(Stored dataset items)
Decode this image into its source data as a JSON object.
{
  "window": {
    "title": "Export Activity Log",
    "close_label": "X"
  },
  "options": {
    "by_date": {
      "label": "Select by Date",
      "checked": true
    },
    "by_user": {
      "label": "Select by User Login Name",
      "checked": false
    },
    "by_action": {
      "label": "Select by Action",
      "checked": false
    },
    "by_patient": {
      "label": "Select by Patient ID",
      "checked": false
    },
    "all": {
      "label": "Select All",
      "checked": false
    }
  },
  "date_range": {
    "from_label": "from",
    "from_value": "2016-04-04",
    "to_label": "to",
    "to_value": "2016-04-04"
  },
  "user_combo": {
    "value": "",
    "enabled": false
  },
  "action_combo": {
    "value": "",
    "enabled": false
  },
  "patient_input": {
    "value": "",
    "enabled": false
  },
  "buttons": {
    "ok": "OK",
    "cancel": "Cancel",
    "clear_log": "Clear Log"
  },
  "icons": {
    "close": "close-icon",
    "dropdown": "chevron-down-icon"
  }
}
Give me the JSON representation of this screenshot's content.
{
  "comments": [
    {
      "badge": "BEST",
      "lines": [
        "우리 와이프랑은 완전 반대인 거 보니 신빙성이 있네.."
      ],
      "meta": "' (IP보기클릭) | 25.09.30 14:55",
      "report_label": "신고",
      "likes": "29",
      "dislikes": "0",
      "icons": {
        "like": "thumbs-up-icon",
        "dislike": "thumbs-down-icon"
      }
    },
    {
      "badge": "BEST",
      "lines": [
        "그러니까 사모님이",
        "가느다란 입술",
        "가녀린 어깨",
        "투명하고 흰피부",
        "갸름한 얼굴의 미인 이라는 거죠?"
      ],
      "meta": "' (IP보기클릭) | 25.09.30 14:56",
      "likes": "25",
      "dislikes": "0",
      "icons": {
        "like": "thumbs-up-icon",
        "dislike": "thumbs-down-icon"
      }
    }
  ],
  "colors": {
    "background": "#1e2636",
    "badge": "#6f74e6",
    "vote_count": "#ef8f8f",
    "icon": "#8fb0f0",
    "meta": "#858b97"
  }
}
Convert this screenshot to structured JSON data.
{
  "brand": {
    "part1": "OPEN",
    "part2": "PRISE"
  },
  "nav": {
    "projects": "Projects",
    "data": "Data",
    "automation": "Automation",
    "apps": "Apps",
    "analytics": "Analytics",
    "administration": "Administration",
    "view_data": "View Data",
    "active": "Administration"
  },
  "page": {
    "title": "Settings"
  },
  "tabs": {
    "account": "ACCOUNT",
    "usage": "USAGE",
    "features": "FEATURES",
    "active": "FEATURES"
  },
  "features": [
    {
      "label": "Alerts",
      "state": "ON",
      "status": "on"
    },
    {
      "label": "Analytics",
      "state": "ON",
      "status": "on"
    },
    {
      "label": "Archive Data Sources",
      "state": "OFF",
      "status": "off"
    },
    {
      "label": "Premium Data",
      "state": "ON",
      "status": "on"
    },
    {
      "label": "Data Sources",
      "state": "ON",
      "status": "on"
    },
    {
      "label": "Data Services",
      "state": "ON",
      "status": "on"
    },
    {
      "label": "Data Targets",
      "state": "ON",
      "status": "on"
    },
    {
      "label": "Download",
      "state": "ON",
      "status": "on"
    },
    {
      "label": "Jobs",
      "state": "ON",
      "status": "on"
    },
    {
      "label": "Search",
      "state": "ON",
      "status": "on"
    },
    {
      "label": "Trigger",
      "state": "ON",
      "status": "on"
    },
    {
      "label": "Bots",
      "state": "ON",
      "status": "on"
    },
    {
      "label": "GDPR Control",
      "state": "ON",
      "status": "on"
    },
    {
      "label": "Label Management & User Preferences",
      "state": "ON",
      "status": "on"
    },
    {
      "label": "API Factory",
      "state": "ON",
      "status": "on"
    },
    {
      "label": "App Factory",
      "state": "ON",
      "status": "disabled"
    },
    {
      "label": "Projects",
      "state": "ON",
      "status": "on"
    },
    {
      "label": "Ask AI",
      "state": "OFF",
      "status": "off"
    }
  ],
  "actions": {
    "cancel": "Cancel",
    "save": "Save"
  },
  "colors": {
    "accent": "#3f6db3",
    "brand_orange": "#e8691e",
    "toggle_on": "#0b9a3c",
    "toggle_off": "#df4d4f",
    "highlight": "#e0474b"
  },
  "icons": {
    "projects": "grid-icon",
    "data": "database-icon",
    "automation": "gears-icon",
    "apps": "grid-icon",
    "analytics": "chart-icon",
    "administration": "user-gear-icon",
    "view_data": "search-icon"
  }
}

**EXERCISE TASK**
Reproduce the listing shown above in its entirety, exactly.

**EXERCISE OUTPUT**
Decode this image into its source data as a JSON object.
{
  "window": {
    "title": "Export Activity Log",
    "close_label": "X"
  },
  "options": {
    "by_date": {
      "label": "Select by Date",
      "checked": true
    },
    "by_user": {
      "label": "Select by User Login Name",
      "checked": false
    },
    "by_action": {
      "label": "Select by Action",
      "checked": false
    },
    "by_patient": {
      "label": "Select by Patient ID",
      "checked": false
    },
    "all": {
      "label": "Select All",
      "checked": false
    }
  },
  "date_range": {
    "from_label": "from",
    "from_value": "2016-04-04",
    "to_label": "to",
    "to_value": "2016-04-04"
  },
  "user_combo": {
    "value": "",
    "enabled": false
  },
  "action_combo": {
    "value": "",
    "enabled": false
  },
  "patient_input": {
    "value": "",
    "enabled": false
  },
  "buttons": {
    "ok": "OK",
    "cancel": "Cancel",
    "clear_log": "Clear Log"
  },
  "icons": {
    "close": "close-icon",
    "dropdown": "chevron-down-icon"
  }
}
Give me the JSON representation of this screenshot's content.
{
  "comments": [
    {
      "badge": "BEST",
      "lines": [
        "우리 와이프랑은 완전 반대인 거 보니 신빙성이 있네.."
      ],
      "meta": "' (IP보기클릭) | 25.09.30 14:55",
      "report_label": "신고",
      "likes": "29",
      "dislikes": "0",
      "icons": {
        "like": "thumbs-up-icon",
        "dislike": "thumbs-down-icon"
      }
    },
    {
      "badge": "BEST",
      "lines": [
        "그러니까 사모님이",
        "가느다란 입술",
        "가녀린 어깨",
        "투명하고 흰피부",
        "갸름한 얼굴의 미인 이라는 거죠?"
      ],
      "meta": "' (IP보기클릭) | 25.09.30 14:56",
      "likes": "25",
      "dislikes": "0",
      "icons": {
        "like": "thumbs-up-icon",
        "dislike": "thumbs-down-icon"
      }
    }
  ],
  "colors": {
    "background": "#1e2636",
    "badge": "#6f74e6",
    "vote_count": "#ef8f8f",
    "icon": "#8fb0f0",
    "meta": "#858b97"
  }
}
Convert this screenshot to structured JSON data.
{
  "brand": {
    "part1": "OPEN",
    "part2": "PRISE"
  },
  "nav": {
    "projects": "Projects",
    "data": "Data",
    "automation": "Automation",
    "apps": "Apps",
    "analytics": "Analytics",
    "administration": "Administration",
    "view_data": "View Data",
    "active": "Administration"
  },
  "page": {
    "title": "Settings"
  },
  "tabs": {
    "account": "ACCOUNT",
    "usage": "USAGE",
    "features": "FEATURES",
    "active": "FEATURES"
  },
  "features": [
    {
      "label": "Alerts",
      "state": "ON",
      "status": "on"
    },
    {
      "label": "Analytics",
      "state": "ON",
      "status": "on"
    },
    {
      "label": "Archive Data Sources",
      "state": "OFF",
      "status": "off"
    },
    {
      "label": "Premium Data",
      "state": "ON",
      "status": "on"
    },
    {
      "label": "Data Sources",
      "state": "ON",
      "status": "on"
    },
    {
      "label": "Data Services",
      "state": "ON",
      "status": "on"
    },
    {
      "label": "Data Targets",
      "state": "ON",
      "status": "on"
    },
    {
      "label": "Download",
      "state": "ON",
      "status": "on"
    },
    {
      "label": "Jobs",
      "state": "ON",
      "status": "on"
    },
    {
      "label": "Search",
      "state": "ON",
      "status": "on"
    },
    {
      "label": "Trigger",
      "state": "ON",
      "status": "on"
    },
    {
      "label": "Bots",
      "state": "ON",
      "status": "on"
    },
    {
      "label": "GDPR Control",
      "state": "ON",
      "status": "on"
    },
    {
      "label": "Label Management & User Preferences",
      "state": "ON",
      "status": "on"
    },
    {
      "label": "API Factory",
      "state": "ON",
      "status": "on"
    },
    {
      "label": "App Factory",
      "state": "ON",
      "status": "disabled"
    },
    {
      "label": "Projects",
      "state": "ON",
      "status": "on"
    },
    {
      "label": "Ask AI",
      "state": "OFF",
      "status": "off"
    }
  ],
  "actions": {
    "cancel": "Cancel",
    "save": "Save"
  },
  "colors": {
    "accent": "#3f6db3",
    "brand_orange": "#e8691e",
    "toggle_on": "#0b9a3c",
    "toggle_off": "#df4d4f",
    "highlight": "#e0474b"
  },
  "icons": {
    "projects": "grid-icon",
    "data": "database-icon",
    "automation": "gears-icon",
    "apps": "grid-icon",
    "analytics": "chart-icon",
    "administration": "user-gear-icon",
    "view_data": "search-icon"
  }
}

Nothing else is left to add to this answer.